# Provided records

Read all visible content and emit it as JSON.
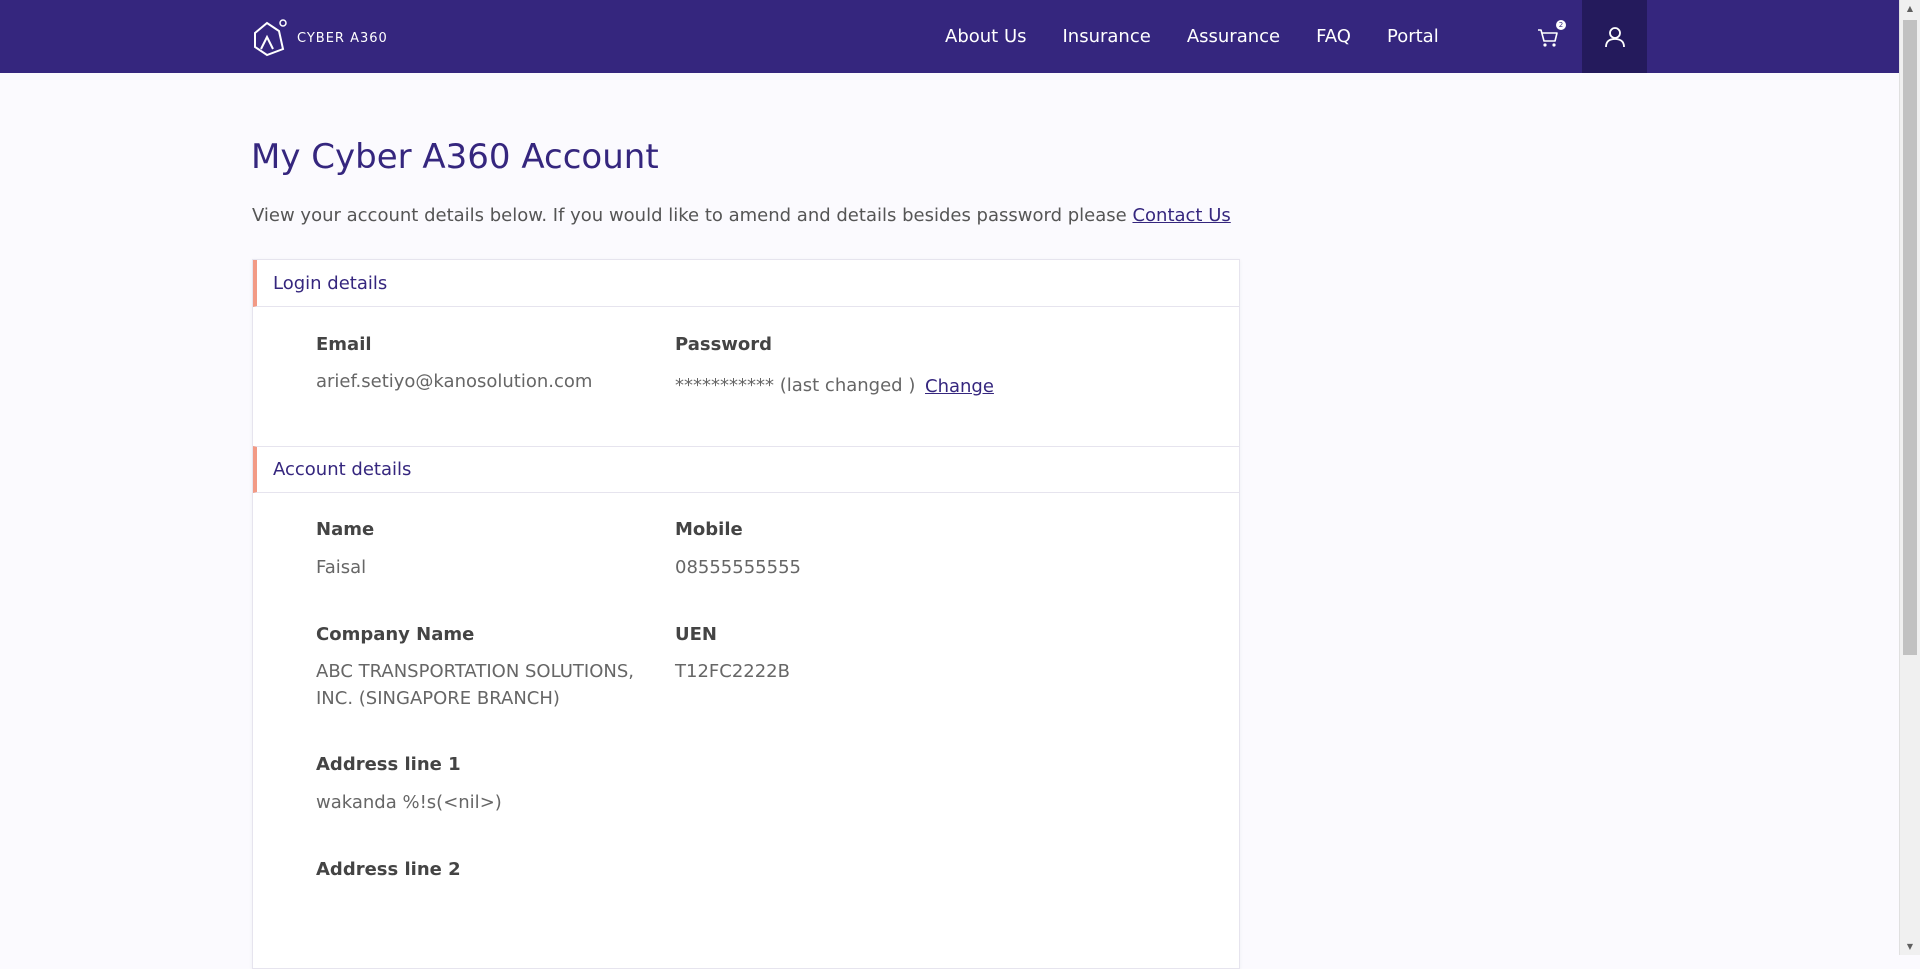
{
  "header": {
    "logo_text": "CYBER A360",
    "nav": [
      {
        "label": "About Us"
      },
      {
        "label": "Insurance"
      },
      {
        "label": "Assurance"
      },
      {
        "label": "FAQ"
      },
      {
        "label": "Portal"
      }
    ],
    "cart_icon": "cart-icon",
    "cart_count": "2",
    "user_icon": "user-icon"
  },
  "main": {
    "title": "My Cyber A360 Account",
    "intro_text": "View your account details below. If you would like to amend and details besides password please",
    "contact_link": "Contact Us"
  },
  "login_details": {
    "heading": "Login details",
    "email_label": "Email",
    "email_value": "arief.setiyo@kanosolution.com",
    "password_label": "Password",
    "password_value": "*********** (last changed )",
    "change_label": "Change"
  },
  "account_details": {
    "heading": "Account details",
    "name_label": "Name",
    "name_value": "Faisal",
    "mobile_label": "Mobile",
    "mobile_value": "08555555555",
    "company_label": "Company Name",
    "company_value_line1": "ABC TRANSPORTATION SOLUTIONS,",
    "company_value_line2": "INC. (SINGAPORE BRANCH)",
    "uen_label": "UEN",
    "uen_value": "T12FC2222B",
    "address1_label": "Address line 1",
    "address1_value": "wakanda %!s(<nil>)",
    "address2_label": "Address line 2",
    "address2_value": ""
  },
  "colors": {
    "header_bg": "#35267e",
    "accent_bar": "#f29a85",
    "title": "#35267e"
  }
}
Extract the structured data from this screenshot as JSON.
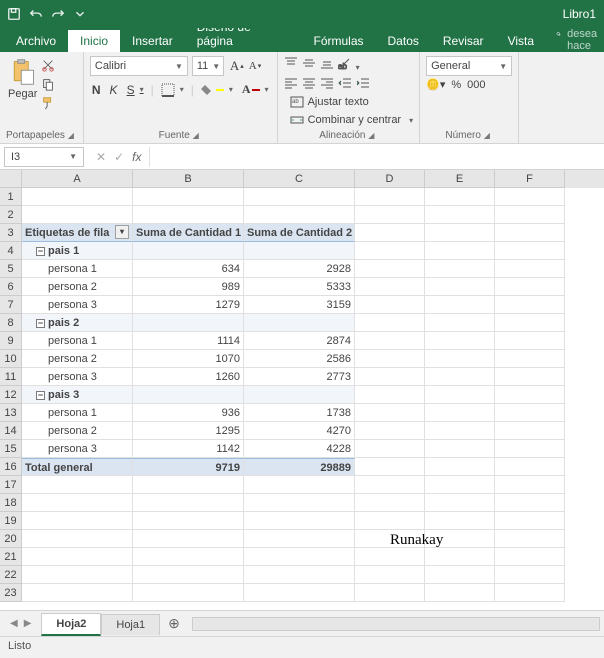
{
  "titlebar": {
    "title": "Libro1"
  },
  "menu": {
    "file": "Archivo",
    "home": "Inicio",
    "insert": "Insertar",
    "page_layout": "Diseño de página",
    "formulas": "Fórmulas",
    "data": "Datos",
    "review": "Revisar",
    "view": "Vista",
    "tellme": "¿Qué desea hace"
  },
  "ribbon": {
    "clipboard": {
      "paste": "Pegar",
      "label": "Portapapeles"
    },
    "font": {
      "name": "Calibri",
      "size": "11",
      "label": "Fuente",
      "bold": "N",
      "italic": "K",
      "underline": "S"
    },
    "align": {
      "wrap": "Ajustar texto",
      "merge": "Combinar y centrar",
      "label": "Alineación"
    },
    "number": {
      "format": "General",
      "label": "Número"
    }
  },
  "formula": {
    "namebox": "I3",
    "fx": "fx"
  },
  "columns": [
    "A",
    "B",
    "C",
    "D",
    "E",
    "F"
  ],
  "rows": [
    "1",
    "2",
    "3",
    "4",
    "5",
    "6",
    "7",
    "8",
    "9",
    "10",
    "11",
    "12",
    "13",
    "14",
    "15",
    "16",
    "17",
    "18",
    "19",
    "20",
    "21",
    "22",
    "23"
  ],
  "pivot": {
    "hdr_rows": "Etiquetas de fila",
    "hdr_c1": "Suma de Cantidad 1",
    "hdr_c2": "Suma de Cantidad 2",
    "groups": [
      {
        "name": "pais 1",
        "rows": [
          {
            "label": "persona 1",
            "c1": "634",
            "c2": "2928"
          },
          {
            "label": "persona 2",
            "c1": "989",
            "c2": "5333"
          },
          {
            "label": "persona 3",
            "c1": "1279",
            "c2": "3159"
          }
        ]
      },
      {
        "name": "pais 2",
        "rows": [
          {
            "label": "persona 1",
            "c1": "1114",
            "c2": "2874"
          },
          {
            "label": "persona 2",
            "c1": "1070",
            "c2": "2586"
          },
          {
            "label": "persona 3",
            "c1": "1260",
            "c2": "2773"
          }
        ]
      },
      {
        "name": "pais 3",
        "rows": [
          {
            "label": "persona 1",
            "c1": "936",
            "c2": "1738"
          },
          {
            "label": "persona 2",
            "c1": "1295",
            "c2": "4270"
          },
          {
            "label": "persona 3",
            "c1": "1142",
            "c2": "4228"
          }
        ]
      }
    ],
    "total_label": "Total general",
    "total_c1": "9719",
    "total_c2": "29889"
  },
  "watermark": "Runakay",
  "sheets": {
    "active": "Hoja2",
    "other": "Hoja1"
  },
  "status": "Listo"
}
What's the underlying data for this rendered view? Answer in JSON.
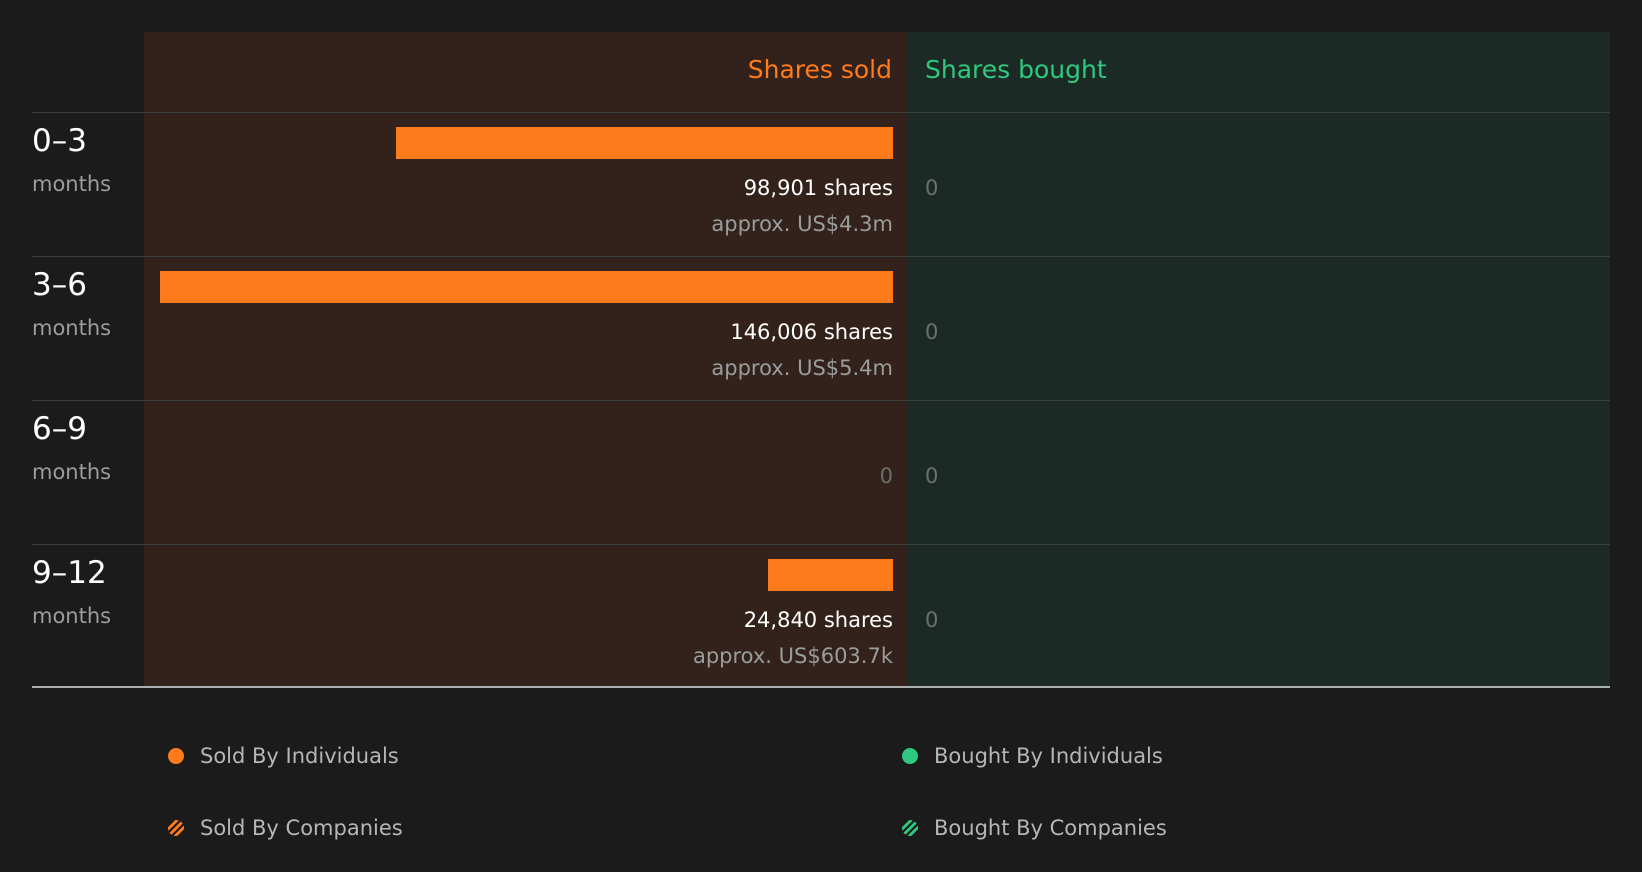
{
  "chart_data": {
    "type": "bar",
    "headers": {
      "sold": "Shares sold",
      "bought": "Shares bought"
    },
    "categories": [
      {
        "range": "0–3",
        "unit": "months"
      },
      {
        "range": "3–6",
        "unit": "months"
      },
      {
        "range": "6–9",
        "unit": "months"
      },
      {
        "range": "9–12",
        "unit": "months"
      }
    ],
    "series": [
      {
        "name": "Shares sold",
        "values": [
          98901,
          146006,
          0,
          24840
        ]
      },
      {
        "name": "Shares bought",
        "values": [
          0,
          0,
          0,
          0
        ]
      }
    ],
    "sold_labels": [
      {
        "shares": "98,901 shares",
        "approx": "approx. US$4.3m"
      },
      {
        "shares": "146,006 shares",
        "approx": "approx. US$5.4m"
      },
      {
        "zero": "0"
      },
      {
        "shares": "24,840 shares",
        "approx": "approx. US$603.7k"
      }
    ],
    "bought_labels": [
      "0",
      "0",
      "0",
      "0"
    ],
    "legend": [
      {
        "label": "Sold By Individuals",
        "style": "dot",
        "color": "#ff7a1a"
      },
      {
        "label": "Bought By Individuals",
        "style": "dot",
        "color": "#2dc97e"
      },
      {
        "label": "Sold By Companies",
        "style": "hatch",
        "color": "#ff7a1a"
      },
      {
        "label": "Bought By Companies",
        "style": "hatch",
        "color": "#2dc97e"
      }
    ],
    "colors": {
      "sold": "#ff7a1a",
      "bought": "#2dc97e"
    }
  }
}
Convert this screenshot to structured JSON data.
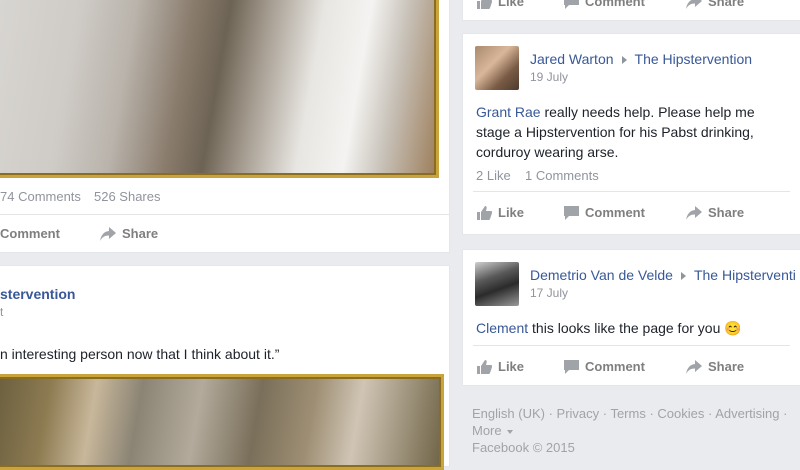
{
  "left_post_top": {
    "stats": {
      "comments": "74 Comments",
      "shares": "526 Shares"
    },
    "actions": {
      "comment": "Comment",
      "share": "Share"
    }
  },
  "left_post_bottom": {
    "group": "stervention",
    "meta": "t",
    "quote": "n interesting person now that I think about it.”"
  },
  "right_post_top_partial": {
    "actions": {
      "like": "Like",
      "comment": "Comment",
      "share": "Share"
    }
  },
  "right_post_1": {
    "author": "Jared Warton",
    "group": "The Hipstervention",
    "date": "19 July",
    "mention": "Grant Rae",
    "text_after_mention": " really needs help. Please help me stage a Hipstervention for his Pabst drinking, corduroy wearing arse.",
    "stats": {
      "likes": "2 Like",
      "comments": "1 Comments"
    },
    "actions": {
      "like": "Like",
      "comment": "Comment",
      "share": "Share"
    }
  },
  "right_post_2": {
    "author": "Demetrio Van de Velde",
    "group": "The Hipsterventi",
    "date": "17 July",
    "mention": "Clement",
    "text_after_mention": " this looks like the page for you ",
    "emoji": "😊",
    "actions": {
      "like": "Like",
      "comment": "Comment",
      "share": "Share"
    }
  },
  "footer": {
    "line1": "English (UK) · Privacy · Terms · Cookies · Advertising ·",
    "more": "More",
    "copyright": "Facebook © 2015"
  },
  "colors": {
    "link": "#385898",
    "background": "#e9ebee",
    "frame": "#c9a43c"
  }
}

# What to work on
Pick out the lines containing the string "Comments".

# Task solution
      "comments": "74 Comments",
      "comments": "1 Comments"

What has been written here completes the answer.